> **What you will do**: Write out each entry again. Keep every word exactly as it is.

> **Records shown**:

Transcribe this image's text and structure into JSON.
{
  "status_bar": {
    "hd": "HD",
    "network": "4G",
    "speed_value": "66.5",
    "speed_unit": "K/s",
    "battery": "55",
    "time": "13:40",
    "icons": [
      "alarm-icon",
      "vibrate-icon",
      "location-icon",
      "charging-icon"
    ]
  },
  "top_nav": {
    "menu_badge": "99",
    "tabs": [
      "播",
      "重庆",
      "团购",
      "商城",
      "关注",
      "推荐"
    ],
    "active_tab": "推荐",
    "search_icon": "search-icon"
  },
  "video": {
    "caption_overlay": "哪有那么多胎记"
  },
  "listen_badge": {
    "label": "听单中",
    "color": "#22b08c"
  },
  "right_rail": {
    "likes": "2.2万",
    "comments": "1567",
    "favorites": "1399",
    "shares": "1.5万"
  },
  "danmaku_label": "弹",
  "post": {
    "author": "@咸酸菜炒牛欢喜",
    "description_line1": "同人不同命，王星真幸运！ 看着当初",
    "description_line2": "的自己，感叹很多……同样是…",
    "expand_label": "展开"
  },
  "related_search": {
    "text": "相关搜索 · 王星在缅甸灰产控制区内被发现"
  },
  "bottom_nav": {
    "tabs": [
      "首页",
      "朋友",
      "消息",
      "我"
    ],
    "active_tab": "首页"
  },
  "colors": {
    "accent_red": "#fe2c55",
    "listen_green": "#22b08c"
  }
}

> **Complete output**:
Transcribe this image's text and structure into JSON.
{
  "status_bar": {
    "hd": "HD",
    "network": "4G",
    "speed_value": "66.5",
    "speed_unit": "K/s",
    "battery": "55",
    "time": "13:40",
    "icons": [
      "alarm-icon",
      "vibrate-icon",
      "location-icon",
      "charging-icon"
    ]
  },
  "top_nav": {
    "menu_badge": "99",
    "tabs": [
      "播",
      "重庆",
      "团购",
      "商城",
      "关注",
      "推荐"
    ],
    "active_tab": "推荐",
    "search_icon": "search-icon"
  },
  "video": {
    "caption_overlay": "哪有那么多胎记"
  },
  "listen_badge": {
    "label": "听单中",
    "color": "#22b08c"
  },
  "right_rail": {
    "likes": "2.2万",
    "comments": "1567",
    "favorites": "1399",
    "shares": "1.5万"
  },
  "danmaku_label": "弹",
  "post": {
    "author": "@咸酸菜炒牛欢喜",
    "description_line1": "同人不同命，王星真幸运！ 看着当初",
    "description_line2": "的自己，感叹很多……同样是…",
    "expand_label": "展开"
  },
  "related_search": {
    "text": "相关搜索 · 王星在缅甸灰产控制区内被发现"
  },
  "bottom_nav": {
    "tabs": [
      "首页",
      "朋友",
      "消息",
      "我"
    ],
    "active_tab": "首页"
  },
  "colors": {
    "accent_red": "#fe2c55",
    "listen_green": "#22b08c"
  }
}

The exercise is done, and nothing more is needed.